- [Data excerpts]
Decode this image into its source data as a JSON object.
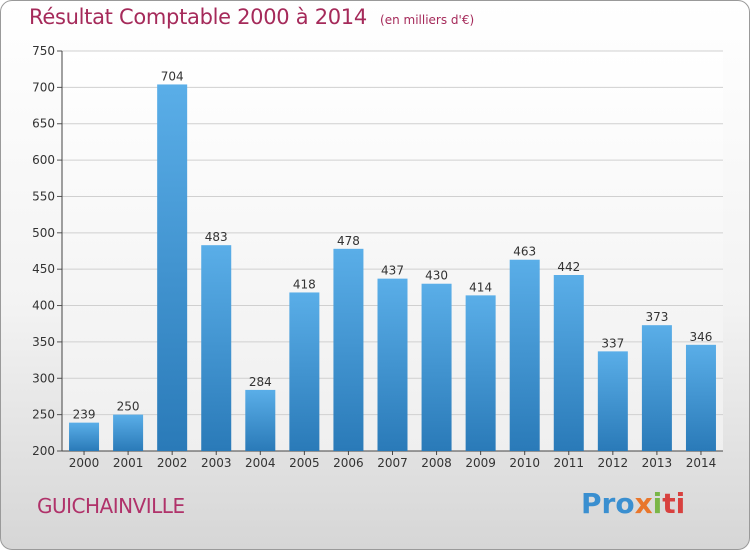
{
  "title": "Résultat Comptable 2000 à 2014",
  "subtitle": "(en milliers d'€)",
  "city": "GUICHAINVILLE",
  "logo": {
    "p1": "Pro",
    "p2": "x",
    "p3": "i",
    "p4": "ti"
  },
  "colors": {
    "bar_top": "#5aaee8",
    "bar_bottom": "#2a7ab8",
    "title": "#a52a5a",
    "grid": "#d0d0d0"
  },
  "chart_data": {
    "type": "bar",
    "title": "Résultat Comptable 2000 à 2014",
    "subtitle": "(en milliers d'€)",
    "categories": [
      "2000",
      "2001",
      "2002",
      "2003",
      "2004",
      "2005",
      "2006",
      "2007",
      "2008",
      "2009",
      "2010",
      "2011",
      "2012",
      "2013",
      "2014"
    ],
    "values": [
      239,
      250,
      704,
      483,
      284,
      418,
      478,
      437,
      430,
      414,
      463,
      442,
      337,
      373,
      346
    ],
    "ylim": [
      200,
      750
    ],
    "yticks": [
      200,
      250,
      300,
      350,
      400,
      450,
      500,
      550,
      600,
      650,
      700,
      750
    ],
    "xlabel": "",
    "ylabel": "",
    "grid": true,
    "data_labels": true
  }
}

- [Exercise requirements] Reproduce the whole listing above word for word, but not its pictures.

- [Solution to this task]
Decode this image into its source data as a JSON object.
{
  "title": "Résultat Comptable 2000 à 2014",
  "subtitle": "(en milliers d'€)",
  "city": "GUICHAINVILLE",
  "logo": {
    "p1": "Pro",
    "p2": "x",
    "p3": "i",
    "p4": "ti"
  },
  "colors": {
    "bar_top": "#5aaee8",
    "bar_bottom": "#2a7ab8",
    "title": "#a52a5a",
    "grid": "#d0d0d0"
  },
  "chart_data": {
    "type": "bar",
    "title": "Résultat Comptable 2000 à 2014",
    "subtitle": "(en milliers d'€)",
    "categories": [
      "2000",
      "2001",
      "2002",
      "2003",
      "2004",
      "2005",
      "2006",
      "2007",
      "2008",
      "2009",
      "2010",
      "2011",
      "2012",
      "2013",
      "2014"
    ],
    "values": [
      239,
      250,
      704,
      483,
      284,
      418,
      478,
      437,
      430,
      414,
      463,
      442,
      337,
      373,
      346
    ],
    "ylim": [
      200,
      750
    ],
    "yticks": [
      200,
      250,
      300,
      350,
      400,
      450,
      500,
      550,
      600,
      650,
      700,
      750
    ],
    "xlabel": "",
    "ylabel": "",
    "grid": true,
    "data_labels": true
  }
}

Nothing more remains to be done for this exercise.